■ SUPPLIED RECORDS:
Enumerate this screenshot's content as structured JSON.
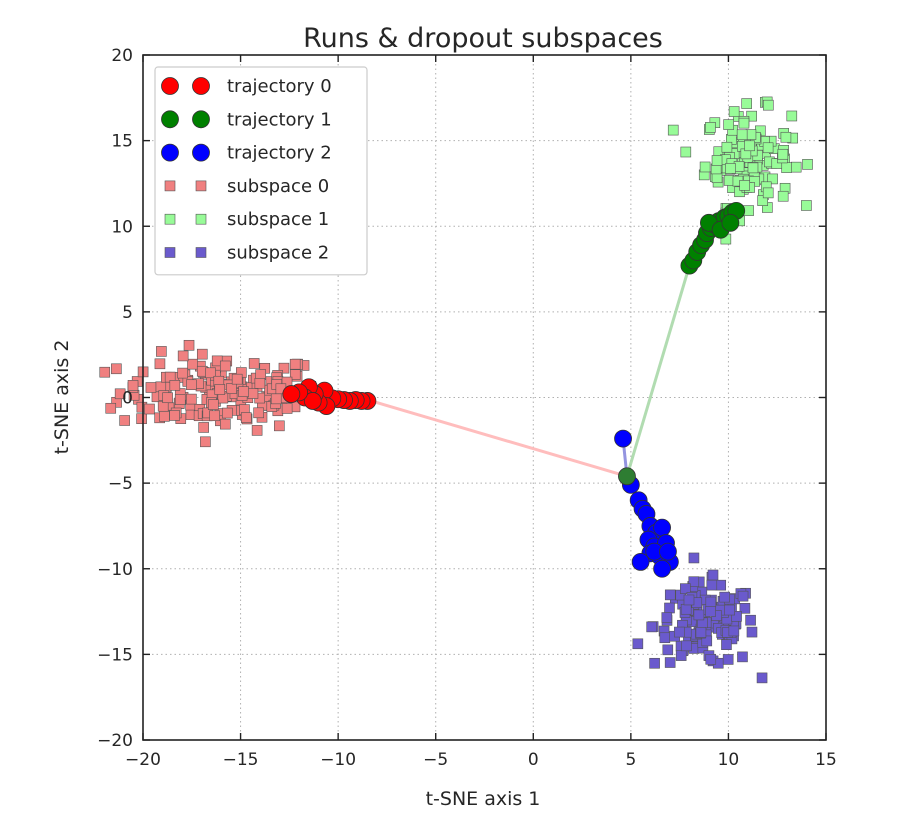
{
  "chart_data": {
    "type": "scatter",
    "title": "Runs & dropout subspaces",
    "xlabel": "t-SNE axis 1",
    "ylabel": "t-SNE axis 2",
    "xlim": [
      -20,
      15
    ],
    "ylim": [
      -20,
      20
    ],
    "xticks": [
      "−20",
      "−15",
      "−10",
      "−5",
      "0",
      "5",
      "10",
      "15"
    ],
    "yticks": [
      "20",
      "15",
      "10",
      "5",
      "0",
      "−5",
      "−10",
      "−15",
      "−20"
    ],
    "grid": true,
    "legend_position": "upper left",
    "start_point": [
      4.8,
      -4.6
    ],
    "trajectories": [
      {
        "name": "trajectory 0",
        "color": "#ff0000",
        "line_color": "#ffb6b6",
        "points": [
          [
            -8.5,
            -0.2
          ],
          [
            -8.8,
            -0.2
          ],
          [
            -9.1,
            -0.15
          ],
          [
            -9.4,
            -0.2
          ],
          [
            -9.7,
            -0.15
          ],
          [
            -10.0,
            -0.1
          ],
          [
            -10.3,
            -0.05
          ],
          [
            -10.7,
            0.4
          ],
          [
            -10.6,
            -0.5
          ],
          [
            -11.0,
            -0.3
          ],
          [
            -11.2,
            0.2
          ],
          [
            -11.5,
            0.6
          ],
          [
            -11.7,
            0.0
          ],
          [
            -11.3,
            -0.2
          ],
          [
            -12.0,
            0.3
          ],
          [
            -12.4,
            0.2
          ]
        ],
        "trail": [
          [
            4.8,
            -4.6
          ],
          [
            -8.3,
            -0.2
          ]
        ]
      },
      {
        "name": "trajectory 1",
        "color": "#008000",
        "line_color": "#a8d8a8",
        "points": [
          [
            8.0,
            7.7
          ],
          [
            8.2,
            8.0
          ],
          [
            8.4,
            8.5
          ],
          [
            8.6,
            8.9
          ],
          [
            8.8,
            9.2
          ],
          [
            8.9,
            9.6
          ],
          [
            9.1,
            9.9
          ],
          [
            9.3,
            10.1
          ],
          [
            9.5,
            10.3
          ],
          [
            9.8,
            10.5
          ],
          [
            10.0,
            10.6
          ],
          [
            10.2,
            10.8
          ],
          [
            10.4,
            10.9
          ],
          [
            9.0,
            10.2
          ],
          [
            9.6,
            9.8
          ],
          [
            10.1,
            10.2
          ]
        ],
        "trail": [
          [
            4.8,
            -4.6
          ],
          [
            8.0,
            7.7
          ]
        ]
      },
      {
        "name": "trajectory 2",
        "color": "#0000ff",
        "line_color": "#8888dd",
        "points": [
          [
            4.6,
            -2.4
          ],
          [
            5.0,
            -5.1
          ],
          [
            5.4,
            -6.0
          ],
          [
            5.6,
            -6.5
          ],
          [
            5.8,
            -6.8
          ],
          [
            6.0,
            -7.5
          ],
          [
            6.3,
            -7.9
          ],
          [
            6.6,
            -7.6
          ],
          [
            5.9,
            -8.3
          ],
          [
            6.2,
            -8.7
          ],
          [
            6.8,
            -8.5
          ],
          [
            6.0,
            -9.1
          ],
          [
            6.5,
            -9.3
          ],
          [
            7.0,
            -9.6
          ],
          [
            5.5,
            -9.6
          ],
          [
            6.6,
            -10.0
          ],
          [
            6.2,
            -9.0
          ],
          [
            6.9,
            -9.0
          ]
        ],
        "trail": [
          [
            4.6,
            -2.4
          ],
          [
            4.8,
            -4.6
          ]
        ]
      }
    ],
    "subspaces": [
      {
        "name": "subspace 0",
        "color": "#f08080",
        "center": [
          -16.0,
          0.3
        ],
        "spread": [
          2.6,
          1.1
        ],
        "count": 170
      },
      {
        "name": "subspace 1",
        "color": "#98fb98",
        "center": [
          11.0,
          14.0
        ],
        "spread": [
          1.1,
          1.4
        ],
        "count": 130
      },
      {
        "name": "subspace 2",
        "color": "#6a5acd",
        "center": [
          8.8,
          -13.3
        ],
        "spread": [
          1.3,
          1.2
        ],
        "count": 140
      }
    ]
  }
}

■ WHAT TO DO: Report all lines of the material that contain the word "name".

■ ANSWER IN FULL:
        "name": "trajectory 0",
        "name": "trajectory 1",
        "name": "trajectory 2",
        "name": "subspace 0",
        "name": "subspace 1",
        "name": "subspace 2",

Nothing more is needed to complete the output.